*Selected extract*:
* * * * * * *

Instagram-famous skincare packaging, designer runways, and red carpet gowns have moved on from millennial pink, the hue that captivated and coddled “girlbosses” through the late 2010s. Instead, make way for Gen Z yellow. But can a generation famous for its fractured individualism really unite behind the color of caution tape?
Gen Z yellow is similar to one of Pantone’s Colors of the Year for 2021, “illuminating,” a dose of canary meant to herald brighter, post-pandemic days. So it makes sense spring 2023 runways such as Alexander McQueen and Moschino featured the color. (Although the history of Gen Z yellow goes all the way back to 2017, when the writer Haley Nahman coined it in an essay on the now defunct blog Man Repeller.)
Still, you will not find Gen Z yellow infiltrating every facet of design in the same way that millennial pink once did. Blame it on the shade being rather “bold”, as the Business of Fashion euphemistically puts it. Millennial pink won fans for its calming nature; its successor is less easy on the eyes. Gen Z’s “individualistic attitudes” also do not do any favors for its namesake color; young people prefer to tout their own unique style, not follow trends.

* * * * * * *

*Excerpted records*:
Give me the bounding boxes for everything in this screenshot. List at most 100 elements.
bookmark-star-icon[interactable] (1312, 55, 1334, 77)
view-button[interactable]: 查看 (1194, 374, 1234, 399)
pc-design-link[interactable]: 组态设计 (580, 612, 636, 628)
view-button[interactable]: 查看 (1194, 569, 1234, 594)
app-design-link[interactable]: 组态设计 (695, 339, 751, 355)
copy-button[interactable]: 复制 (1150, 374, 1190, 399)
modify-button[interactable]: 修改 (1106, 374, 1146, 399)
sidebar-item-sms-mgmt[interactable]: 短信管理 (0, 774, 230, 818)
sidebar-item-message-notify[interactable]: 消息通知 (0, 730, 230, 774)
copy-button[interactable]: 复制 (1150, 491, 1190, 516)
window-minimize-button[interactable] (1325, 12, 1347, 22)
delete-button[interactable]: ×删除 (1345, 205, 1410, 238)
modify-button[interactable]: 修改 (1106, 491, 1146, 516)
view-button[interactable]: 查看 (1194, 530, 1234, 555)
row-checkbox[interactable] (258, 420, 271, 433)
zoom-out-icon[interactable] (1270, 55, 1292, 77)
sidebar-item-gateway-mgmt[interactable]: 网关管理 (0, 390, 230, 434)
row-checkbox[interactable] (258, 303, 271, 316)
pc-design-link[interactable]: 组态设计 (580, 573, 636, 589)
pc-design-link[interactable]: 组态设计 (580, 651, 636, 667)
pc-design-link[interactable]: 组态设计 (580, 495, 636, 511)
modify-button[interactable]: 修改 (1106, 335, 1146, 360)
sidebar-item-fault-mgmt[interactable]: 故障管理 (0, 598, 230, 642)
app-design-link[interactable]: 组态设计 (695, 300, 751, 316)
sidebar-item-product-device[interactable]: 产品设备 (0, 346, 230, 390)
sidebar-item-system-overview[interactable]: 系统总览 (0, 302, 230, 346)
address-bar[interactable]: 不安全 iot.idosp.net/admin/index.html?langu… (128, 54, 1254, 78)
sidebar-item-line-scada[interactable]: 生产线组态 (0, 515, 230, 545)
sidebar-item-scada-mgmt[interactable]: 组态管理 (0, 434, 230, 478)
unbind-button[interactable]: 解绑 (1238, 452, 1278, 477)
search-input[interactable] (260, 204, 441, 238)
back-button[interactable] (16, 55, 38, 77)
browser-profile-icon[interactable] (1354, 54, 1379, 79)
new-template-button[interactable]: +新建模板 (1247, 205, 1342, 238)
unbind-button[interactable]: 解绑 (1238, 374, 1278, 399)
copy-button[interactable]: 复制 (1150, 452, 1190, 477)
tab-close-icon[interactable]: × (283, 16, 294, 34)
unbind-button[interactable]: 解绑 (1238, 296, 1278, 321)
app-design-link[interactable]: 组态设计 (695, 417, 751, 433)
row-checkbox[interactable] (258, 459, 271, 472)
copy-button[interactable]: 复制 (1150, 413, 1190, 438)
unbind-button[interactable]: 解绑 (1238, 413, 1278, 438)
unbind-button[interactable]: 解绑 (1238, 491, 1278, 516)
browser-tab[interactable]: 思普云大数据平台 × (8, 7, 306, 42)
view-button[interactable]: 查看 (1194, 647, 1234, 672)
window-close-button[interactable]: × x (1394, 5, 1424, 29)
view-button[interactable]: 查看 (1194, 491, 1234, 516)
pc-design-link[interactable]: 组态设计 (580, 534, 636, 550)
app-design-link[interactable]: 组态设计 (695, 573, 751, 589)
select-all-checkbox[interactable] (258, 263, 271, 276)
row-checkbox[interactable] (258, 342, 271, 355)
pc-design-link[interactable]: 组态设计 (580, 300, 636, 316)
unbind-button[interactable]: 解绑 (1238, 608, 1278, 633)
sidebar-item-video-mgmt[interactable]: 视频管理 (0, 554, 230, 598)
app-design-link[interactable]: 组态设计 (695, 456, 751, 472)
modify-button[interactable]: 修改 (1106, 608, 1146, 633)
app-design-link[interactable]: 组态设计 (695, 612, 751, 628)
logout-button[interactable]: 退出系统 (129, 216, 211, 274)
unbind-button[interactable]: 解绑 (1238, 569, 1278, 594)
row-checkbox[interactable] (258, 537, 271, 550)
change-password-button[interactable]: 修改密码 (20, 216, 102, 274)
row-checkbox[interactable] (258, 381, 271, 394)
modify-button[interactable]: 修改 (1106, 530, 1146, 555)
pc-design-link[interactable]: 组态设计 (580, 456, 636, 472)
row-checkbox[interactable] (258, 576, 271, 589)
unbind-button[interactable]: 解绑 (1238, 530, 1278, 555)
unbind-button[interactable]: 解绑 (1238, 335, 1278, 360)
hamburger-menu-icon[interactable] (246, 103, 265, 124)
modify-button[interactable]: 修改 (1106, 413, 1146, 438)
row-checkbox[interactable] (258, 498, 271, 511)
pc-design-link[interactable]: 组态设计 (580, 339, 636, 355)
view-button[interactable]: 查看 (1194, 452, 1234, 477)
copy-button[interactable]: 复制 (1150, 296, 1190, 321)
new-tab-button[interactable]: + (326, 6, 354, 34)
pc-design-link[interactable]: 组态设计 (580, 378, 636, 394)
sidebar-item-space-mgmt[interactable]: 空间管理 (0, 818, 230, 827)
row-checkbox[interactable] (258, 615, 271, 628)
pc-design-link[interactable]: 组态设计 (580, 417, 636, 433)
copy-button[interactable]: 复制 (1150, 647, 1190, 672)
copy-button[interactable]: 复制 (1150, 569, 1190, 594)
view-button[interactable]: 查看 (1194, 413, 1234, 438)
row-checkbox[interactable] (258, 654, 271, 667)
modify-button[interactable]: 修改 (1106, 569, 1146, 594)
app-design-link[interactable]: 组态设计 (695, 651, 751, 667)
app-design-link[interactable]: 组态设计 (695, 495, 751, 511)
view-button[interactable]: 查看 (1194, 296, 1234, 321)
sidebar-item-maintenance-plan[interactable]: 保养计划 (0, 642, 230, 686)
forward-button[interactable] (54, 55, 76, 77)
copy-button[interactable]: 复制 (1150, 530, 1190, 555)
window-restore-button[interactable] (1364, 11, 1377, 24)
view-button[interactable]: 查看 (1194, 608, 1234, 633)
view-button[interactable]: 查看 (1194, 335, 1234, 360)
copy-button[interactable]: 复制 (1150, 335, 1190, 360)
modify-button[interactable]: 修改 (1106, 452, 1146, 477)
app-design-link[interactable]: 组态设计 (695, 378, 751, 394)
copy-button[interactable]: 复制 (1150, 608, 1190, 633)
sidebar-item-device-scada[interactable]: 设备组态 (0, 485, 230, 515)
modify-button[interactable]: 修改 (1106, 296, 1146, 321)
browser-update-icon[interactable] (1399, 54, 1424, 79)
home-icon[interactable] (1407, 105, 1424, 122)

* * * * * * *

*Work task 1*:
Repeat everything in the Gen Z yellow article from "Gen Z yellow is" down to "blog Man Repeller.)".
*Work task 2*:
According to the Gen Z yellow article, who coined the name "Gen Z yellow," and where?
*Work task 3*:
Carry the Gen Z yellow article on from its last sentence.
The listing has nothing to do with the Gen Z yellow article.

*Task result 1*:
Gen Z yellow is similar to one of Pantone’s Colors of the Year for 2021, “illuminating,” a dose of canary meant to herald brighter, post-pandemic days. So it makes sense spring 2023 runways such as Alexander McQueen and Moschino featured the color. (Although the history of Gen Z yellow goes all the way back to 2017, when the writer Haley Nahman coined it in an essay on the now defunct blog Man Repeller.)

*Task result 2*:
The writer Haley Nahman coined it in 2017, in an essay on the blog Man Repeller.

*Task result 3*:
Véronique Hyland is the fashion features director of Elle magazine and the author of Dress Code: Unlocking Fashion from the New Look to Millennial Pink. She’s also the first person who put “millennial” in front of pink for a 2016 piece in the Cut – which she now has some regrets about. She’s not buying the idea that yellow is the official color of Gen Z – or that young people need any official color at all.
“This feels like a manufactured marketing thing to me,” Hyland told the Guardian. Of course, the same could be said for millennial pink, though Hyland notes the color was in the ether before brands picked up on it. “I think there’s been a push to make various Gen Z colors happen – à la ‘fetch’ from Mean Girls – that I’ve been seeing since at least 2017, but it has not reached the same kind of ubiquity,” she said.
Millennial pink thrived in a sense because its eponymous generation wanted to fit in; Hyland doesn’t think Gen Z has the same desire. “Millennials in the 2010s were trying to adapt to an existing culture, and Gen Z is more willing to question the prevailing culture,” she said. “Even if you look at their response to the climate crisis, there’s an understanding of urgency and need to make themselves heard without timidity.”
Martin Kesselman, an interior designer and owner of the high-end New York paint shop Incolour, said he still regularly gets inquiries about millennial pink, even seven years after its supposed peak. “It gets more attention and translates to interiors more so than this Gen Z yellow does,” he said. “This isn’t my first time hearing about yellow, but it doesn’t come up in conversation as much.”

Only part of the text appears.